Records from a data source |
::::::

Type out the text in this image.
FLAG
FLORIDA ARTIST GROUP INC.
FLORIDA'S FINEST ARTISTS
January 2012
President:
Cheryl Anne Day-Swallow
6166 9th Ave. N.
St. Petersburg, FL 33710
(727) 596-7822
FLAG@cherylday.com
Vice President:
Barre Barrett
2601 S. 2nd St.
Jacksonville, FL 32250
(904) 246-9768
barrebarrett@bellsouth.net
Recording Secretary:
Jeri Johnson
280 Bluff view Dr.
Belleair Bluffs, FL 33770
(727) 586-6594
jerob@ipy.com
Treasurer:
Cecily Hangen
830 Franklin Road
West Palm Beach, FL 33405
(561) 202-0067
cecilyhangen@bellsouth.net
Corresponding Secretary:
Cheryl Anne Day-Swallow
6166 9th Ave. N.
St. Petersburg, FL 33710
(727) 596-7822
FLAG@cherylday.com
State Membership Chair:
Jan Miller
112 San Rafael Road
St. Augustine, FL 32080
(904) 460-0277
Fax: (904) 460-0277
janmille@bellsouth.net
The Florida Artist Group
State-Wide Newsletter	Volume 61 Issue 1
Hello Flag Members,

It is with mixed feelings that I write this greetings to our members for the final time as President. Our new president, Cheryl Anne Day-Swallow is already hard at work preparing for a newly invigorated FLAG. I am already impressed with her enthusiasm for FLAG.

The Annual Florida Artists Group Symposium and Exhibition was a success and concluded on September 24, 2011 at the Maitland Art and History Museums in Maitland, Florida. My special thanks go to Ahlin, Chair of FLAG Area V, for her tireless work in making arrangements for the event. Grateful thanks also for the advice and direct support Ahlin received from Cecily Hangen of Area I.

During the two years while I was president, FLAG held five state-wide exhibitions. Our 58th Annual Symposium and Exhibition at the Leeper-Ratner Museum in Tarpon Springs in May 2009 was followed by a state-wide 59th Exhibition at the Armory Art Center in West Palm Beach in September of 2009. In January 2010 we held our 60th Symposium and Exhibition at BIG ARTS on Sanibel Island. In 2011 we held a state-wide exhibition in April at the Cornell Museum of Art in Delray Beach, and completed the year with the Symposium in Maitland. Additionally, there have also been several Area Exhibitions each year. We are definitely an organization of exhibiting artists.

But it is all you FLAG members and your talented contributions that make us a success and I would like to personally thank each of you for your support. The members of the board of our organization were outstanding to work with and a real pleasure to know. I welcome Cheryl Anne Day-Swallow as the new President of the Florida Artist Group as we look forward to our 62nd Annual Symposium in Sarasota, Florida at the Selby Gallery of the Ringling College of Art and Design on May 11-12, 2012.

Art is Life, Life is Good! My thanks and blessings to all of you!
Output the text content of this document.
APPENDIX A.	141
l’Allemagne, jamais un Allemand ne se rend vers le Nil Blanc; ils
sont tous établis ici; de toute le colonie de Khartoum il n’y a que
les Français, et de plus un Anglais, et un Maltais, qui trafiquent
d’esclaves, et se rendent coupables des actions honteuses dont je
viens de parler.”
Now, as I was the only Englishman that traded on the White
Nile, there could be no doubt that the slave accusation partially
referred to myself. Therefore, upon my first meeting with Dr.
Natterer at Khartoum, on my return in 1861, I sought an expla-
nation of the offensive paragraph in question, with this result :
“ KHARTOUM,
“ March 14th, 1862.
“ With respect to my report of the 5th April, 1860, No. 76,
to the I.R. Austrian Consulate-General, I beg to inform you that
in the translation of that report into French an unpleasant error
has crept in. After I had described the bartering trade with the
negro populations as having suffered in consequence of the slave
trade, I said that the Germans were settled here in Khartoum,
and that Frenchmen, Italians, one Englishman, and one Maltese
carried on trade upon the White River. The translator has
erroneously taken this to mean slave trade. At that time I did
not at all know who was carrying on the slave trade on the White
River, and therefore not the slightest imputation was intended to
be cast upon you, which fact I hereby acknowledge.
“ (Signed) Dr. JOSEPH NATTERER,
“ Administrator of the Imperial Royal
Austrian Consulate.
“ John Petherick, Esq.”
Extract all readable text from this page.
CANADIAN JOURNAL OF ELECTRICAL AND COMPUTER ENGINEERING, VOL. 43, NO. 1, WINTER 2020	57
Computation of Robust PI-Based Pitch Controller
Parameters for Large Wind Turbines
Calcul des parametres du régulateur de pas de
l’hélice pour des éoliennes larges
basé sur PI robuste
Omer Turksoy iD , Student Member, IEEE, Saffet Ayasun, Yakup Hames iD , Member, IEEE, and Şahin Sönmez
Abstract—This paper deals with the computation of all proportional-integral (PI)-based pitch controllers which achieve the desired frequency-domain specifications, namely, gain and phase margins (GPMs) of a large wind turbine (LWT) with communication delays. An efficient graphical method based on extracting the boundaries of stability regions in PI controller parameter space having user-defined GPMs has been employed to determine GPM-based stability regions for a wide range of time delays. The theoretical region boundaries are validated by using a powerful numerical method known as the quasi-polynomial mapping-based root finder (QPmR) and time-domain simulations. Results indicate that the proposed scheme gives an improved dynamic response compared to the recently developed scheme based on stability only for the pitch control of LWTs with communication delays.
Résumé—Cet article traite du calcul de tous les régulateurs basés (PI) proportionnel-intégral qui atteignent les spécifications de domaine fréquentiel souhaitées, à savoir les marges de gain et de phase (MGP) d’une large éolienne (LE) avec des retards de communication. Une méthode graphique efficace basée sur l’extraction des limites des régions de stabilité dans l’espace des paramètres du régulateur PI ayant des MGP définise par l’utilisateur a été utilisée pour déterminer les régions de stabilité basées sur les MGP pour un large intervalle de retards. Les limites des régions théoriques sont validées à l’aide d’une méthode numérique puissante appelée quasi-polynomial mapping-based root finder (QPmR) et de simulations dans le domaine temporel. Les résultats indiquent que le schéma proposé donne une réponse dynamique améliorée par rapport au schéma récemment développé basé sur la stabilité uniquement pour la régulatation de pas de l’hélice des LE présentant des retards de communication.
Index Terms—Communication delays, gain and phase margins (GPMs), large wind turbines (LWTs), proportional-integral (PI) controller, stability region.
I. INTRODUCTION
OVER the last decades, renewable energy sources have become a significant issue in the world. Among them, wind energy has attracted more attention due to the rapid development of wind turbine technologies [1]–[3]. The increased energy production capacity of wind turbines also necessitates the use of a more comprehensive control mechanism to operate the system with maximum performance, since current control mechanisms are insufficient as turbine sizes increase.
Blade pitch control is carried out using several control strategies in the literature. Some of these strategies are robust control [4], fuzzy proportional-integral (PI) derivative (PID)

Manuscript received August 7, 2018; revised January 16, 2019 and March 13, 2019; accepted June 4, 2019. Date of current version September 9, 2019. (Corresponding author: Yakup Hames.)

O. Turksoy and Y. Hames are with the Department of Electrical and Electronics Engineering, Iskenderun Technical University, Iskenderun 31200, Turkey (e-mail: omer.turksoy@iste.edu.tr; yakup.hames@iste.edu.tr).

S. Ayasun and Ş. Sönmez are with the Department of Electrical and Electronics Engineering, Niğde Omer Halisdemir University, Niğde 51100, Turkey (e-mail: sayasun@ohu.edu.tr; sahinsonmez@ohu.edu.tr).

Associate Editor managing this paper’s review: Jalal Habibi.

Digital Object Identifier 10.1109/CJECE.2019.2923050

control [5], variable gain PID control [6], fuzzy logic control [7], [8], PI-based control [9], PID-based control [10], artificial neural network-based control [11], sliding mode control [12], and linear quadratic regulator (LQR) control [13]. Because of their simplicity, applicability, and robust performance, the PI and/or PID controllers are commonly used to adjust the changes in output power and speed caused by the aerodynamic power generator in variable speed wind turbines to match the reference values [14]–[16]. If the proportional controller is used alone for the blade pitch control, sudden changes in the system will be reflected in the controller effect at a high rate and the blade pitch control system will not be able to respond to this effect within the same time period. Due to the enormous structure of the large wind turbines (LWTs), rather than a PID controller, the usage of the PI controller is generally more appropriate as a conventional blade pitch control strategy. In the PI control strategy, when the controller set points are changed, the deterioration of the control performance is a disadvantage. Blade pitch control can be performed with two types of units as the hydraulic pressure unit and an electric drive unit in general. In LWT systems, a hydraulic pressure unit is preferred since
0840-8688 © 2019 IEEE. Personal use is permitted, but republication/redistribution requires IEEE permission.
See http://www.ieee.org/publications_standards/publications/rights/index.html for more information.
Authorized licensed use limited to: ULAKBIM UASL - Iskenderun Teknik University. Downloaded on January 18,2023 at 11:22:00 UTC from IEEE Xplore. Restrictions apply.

::::::

REQUEST | Tally every line of the data that holds the word "since" and write the count alone.

FINAL RESULT | 2